Work instructions
Can you write out all of the material below, word for word?

Given information
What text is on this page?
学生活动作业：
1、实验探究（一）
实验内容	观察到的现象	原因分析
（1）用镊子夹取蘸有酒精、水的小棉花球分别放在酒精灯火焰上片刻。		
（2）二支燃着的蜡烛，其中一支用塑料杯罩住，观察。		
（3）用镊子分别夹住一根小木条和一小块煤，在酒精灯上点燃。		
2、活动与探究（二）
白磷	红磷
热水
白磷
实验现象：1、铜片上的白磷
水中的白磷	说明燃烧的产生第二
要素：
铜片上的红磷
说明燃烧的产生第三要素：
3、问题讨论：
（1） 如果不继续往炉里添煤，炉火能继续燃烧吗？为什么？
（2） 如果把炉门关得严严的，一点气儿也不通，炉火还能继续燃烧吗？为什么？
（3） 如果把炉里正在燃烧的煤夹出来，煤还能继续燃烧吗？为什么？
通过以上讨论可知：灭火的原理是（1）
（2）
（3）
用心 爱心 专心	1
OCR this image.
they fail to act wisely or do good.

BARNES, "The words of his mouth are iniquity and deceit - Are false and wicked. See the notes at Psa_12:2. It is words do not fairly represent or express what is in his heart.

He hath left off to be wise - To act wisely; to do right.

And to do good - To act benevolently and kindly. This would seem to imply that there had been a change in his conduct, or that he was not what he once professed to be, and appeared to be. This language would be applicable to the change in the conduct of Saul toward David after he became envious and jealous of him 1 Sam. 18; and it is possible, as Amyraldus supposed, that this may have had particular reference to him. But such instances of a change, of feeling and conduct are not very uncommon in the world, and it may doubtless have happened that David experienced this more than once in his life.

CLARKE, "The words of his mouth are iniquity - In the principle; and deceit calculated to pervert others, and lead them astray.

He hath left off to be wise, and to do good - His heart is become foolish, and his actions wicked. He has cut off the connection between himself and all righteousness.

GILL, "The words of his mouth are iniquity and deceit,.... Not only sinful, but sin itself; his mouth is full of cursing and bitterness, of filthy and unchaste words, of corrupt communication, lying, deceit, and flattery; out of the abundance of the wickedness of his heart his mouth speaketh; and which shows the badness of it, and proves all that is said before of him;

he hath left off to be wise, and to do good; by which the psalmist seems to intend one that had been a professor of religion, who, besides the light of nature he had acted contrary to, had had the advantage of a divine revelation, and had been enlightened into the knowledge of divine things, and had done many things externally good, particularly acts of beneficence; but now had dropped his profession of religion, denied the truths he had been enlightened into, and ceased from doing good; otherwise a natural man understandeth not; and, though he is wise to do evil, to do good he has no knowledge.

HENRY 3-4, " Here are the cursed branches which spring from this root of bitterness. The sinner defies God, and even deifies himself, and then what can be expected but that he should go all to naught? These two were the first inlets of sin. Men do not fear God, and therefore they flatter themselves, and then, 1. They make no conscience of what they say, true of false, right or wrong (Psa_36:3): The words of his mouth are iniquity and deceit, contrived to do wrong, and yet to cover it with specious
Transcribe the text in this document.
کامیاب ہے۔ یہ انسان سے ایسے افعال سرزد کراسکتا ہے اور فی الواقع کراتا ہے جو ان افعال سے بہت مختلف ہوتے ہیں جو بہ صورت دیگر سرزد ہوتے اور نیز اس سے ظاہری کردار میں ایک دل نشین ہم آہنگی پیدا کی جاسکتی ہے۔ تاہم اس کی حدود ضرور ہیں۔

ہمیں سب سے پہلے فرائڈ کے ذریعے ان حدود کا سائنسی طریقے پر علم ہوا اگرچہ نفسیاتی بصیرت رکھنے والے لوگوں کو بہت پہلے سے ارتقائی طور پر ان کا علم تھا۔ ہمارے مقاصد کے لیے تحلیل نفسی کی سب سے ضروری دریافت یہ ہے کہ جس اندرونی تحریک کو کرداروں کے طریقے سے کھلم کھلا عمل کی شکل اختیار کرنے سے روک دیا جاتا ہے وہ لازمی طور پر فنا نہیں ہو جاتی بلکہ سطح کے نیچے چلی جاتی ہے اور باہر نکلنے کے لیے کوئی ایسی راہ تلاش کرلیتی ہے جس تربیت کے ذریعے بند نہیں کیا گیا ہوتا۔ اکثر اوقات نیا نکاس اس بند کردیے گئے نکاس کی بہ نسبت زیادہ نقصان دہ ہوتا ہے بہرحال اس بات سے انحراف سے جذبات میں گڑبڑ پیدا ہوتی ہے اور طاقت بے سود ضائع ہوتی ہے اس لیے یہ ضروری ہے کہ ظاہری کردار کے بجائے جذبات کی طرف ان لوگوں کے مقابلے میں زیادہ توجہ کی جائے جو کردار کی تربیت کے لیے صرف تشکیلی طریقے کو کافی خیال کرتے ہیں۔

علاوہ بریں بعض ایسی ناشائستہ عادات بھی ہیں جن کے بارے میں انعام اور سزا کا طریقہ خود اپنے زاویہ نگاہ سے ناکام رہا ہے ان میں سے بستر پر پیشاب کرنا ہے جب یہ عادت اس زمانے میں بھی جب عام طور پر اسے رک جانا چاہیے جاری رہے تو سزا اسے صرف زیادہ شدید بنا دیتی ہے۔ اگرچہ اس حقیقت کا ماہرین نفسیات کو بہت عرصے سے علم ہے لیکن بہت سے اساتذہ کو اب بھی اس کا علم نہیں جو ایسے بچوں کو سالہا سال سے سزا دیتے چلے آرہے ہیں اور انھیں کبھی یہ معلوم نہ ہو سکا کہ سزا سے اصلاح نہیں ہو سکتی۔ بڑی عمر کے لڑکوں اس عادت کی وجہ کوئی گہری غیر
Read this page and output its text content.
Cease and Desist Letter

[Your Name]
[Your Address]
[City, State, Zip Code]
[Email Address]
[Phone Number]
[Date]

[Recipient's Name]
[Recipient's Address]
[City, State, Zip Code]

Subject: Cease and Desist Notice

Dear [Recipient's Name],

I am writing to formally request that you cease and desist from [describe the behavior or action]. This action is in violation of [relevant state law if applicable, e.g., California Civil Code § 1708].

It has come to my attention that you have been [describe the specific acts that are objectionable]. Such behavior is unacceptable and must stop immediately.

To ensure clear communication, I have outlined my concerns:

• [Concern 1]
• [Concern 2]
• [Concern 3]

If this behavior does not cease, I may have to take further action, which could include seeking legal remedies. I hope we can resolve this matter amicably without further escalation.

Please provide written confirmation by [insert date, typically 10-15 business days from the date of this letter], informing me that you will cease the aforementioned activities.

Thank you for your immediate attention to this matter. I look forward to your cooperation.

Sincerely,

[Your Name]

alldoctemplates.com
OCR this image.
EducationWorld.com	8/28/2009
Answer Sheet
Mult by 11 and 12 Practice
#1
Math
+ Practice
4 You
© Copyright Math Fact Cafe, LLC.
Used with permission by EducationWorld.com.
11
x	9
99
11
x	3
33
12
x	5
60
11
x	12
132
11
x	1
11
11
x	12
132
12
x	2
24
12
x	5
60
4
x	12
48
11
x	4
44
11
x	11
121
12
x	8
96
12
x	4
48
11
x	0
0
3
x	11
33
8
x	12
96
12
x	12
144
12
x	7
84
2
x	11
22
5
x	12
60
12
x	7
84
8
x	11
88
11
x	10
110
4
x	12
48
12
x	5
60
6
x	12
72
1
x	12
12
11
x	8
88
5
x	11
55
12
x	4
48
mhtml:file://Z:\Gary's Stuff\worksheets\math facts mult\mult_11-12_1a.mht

Full response
What text is on this page?
学生活动作业：
1、实验探究（一）
实验内容	观察到的现象	原因分析
（1）用镊子夹取蘸有酒精、水的小棉花球分别放在酒精灯火焰上片刻。		
（2）二支燃着的蜡烛，其中一支用塑料杯罩住，观察。		
（3）用镊子分别夹住一根小木条和一小块煤，在酒精灯上点燃。		
2、活动与探究（二）
白磷	红磷
热水
白磷
实验现象：1、铜片上的白磷
水中的白磷	说明燃烧的产生第二
要素：
铜片上的红磷
说明燃烧的产生第三要素：
3、问题讨论：
（1） 如果不继续往炉里添煤，炉火能继续燃烧吗？为什么？
（2） 如果把炉门关得严严的，一点气儿也不通，炉火还能继续燃烧吗？为什么？
（3） 如果把炉里正在燃烧的煤夹出来，煤还能继续燃烧吗？为什么？
通过以上讨论可知：灭火的原理是（1）
（2）
（3）
用心 爱心 专心	1
OCR this image.
they fail to act wisely or do good.

BARNES, "The words of his mouth are iniquity and deceit - Are false and wicked. See the notes at Psa_12:2. It is words do not fairly represent or express what is in his heart.

He hath left off to be wise - To act wisely; to do right.

And to do good - To act benevolently and kindly. This would seem to imply that there had been a change in his conduct, or that he was not what he once professed to be, and appeared to be. This language would be applicable to the change in the conduct of Saul toward David after he became envious and jealous of him 1 Sam. 18; and it is possible, as Amyraldus supposed, that this may have had particular reference to him. But such instances of a change, of feeling and conduct are not very uncommon in the world, and it may doubtless have happened that David experienced this more than once in his life.

CLARKE, "The words of his mouth are iniquity - In the principle; and deceit calculated to pervert others, and lead them astray.

He hath left off to be wise, and to do good - His heart is become foolish, and his actions wicked. He has cut off the connection between himself and all righteousness.

GILL, "The words of his mouth are iniquity and deceit,.... Not only sinful, but sin itself; his mouth is full of cursing and bitterness, of filthy and unchaste words, of corrupt communication, lying, deceit, and flattery; out of the abundance of the wickedness of his heart his mouth speaketh; and which shows the badness of it, and proves all that is said before of him;

he hath left off to be wise, and to do good; by which the psalmist seems to intend one that had been a professor of religion, who, besides the light of nature he had acted contrary to, had had the advantage of a divine revelation, and had been enlightened into the knowledge of divine things, and had done many things externally good, particularly acts of beneficence; but now had dropped his profession of religion, denied the truths he had been enlightened into, and ceased from doing good; otherwise a natural man understandeth not; and, though he is wise to do evil, to do good he has no knowledge.

HENRY 3-4, " Here are the cursed branches which spring from this root of bitterness. The sinner defies God, and even deifies himself, and then what can be expected but that he should go all to naught? These two were the first inlets of sin. Men do not fear God, and therefore they flatter themselves, and then, 1. They make no conscience of what they say, true of false, right or wrong (Psa_36:3): The words of his mouth are iniquity and deceit, contrived to do wrong, and yet to cover it with specious
Transcribe the text in this document.
کامیاب ہے۔ یہ انسان سے ایسے افعال سرزد کراسکتا ہے اور فی الواقع کراتا ہے جو ان افعال سے بہت مختلف ہوتے ہیں جو بہ صورت دیگر سرزد ہوتے اور نیز اس سے ظاہری کردار میں ایک دل نشین ہم آہنگی پیدا کی جاسکتی ہے۔ تاہم اس کی حدود ضرور ہیں۔

ہمیں سب سے پہلے فرائڈ کے ذریعے ان حدود کا سائنسی طریقے پر علم ہوا اگرچہ نفسیاتی بصیرت رکھنے والے لوگوں کو بہت پہلے سے ارتقائی طور پر ان کا علم تھا۔ ہمارے مقاصد کے لیے تحلیل نفسی کی سب سے ضروری دریافت یہ ہے کہ جس اندرونی تحریک کو کرداروں کے طریقے سے کھلم کھلا عمل کی شکل اختیار کرنے سے روک دیا جاتا ہے وہ لازمی طور پر فنا نہیں ہو جاتی بلکہ سطح کے نیچے چلی جاتی ہے اور باہر نکلنے کے لیے کوئی ایسی راہ تلاش کرلیتی ہے جس تربیت کے ذریعے بند نہیں کیا گیا ہوتا۔ اکثر اوقات نیا نکاس اس بند کردیے گئے نکاس کی بہ نسبت زیادہ نقصان دہ ہوتا ہے بہرحال اس بات سے انحراف سے جذبات میں گڑبڑ پیدا ہوتی ہے اور طاقت بے سود ضائع ہوتی ہے اس لیے یہ ضروری ہے کہ ظاہری کردار کے بجائے جذبات کی طرف ان لوگوں کے مقابلے میں زیادہ توجہ کی جائے جو کردار کی تربیت کے لیے صرف تشکیلی طریقے کو کافی خیال کرتے ہیں۔

علاوہ بریں بعض ایسی ناشائستہ عادات بھی ہیں جن کے بارے میں انعام اور سزا کا طریقہ خود اپنے زاویہ نگاہ سے ناکام رہا ہے ان میں سے بستر پر پیشاب کرنا ہے جب یہ عادت اس زمانے میں بھی جب عام طور پر اسے رک جانا چاہیے جاری رہے تو سزا اسے صرف زیادہ شدید بنا دیتی ہے۔ اگرچہ اس حقیقت کا ماہرین نفسیات کو بہت عرصے سے علم ہے لیکن بہت سے اساتذہ کو اب بھی اس کا علم نہیں جو ایسے بچوں کو سالہا سال سے سزا دیتے چلے آرہے ہیں اور انھیں کبھی یہ معلوم نہ ہو سکا کہ سزا سے اصلاح نہیں ہو سکتی۔ بڑی عمر کے لڑکوں اس عادت کی وجہ کوئی گہری غیر
Read this page and output its text content.
Cease and Desist Letter

[Your Name]
[Your Address]
[City, State, Zip Code]
[Email Address]
[Phone Number]
[Date]

[Recipient's Name]
[Recipient's Address]
[City, State, Zip Code]

Subject: Cease and Desist Notice

Dear [Recipient's Name],

I am writing to formally request that you cease and desist from [describe the behavior or action]. This action is in violation of [relevant state law if applicable, e.g., California Civil Code § 1708].

It has come to my attention that you have been [describe the specific acts that are objectionable]. Such behavior is unacceptable and must stop immediately.

To ensure clear communication, I have outlined my concerns:

• [Concern 1]
• [Concern 2]
• [Concern 3]

If this behavior does not cease, I may have to take further action, which could include seeking legal remedies. I hope we can resolve this matter amicably without further escalation.

Please provide written confirmation by [insert date, typically 10-15 business days from the date of this letter], informing me that you will cease the aforementioned activities.

Thank you for your immediate attention to this matter. I look forward to your cooperation.

Sincerely,

[Your Name]

alldoctemplates.com
OCR this image.
EducationWorld.com	8/28/2009
Answer Sheet
Mult by 11 and 12 Practice
#1
Math
+ Practice
4 You
© Copyright Math Fact Cafe, LLC.
Used with permission by EducationWorld.com.
11
x	9
99
11
x	3
33
12
x	5
60
11
x	12
132
11
x	1
11
11
x	12
132
12
x	2
24
12
x	5
60
4
x	12
48
11
x	4
44
11
x	11
121
12
x	8
96
12
x	4
48
11
x	0
0
3
x	11
33
8
x	12
96
12
x	12
144
12
x	7
84
2
x	11
22
5
x	12
60
12
x	7
84
8
x	11
88
11
x	10
110
4
x	12
48
12
x	5
60
6
x	12
72
1
x	12
12
11
x	8
88
5
x	11
55
12
x	4
48
mhtml:file://Z:\Gary's Stuff\worksheets\math facts mult\mult_11-12_1a.mht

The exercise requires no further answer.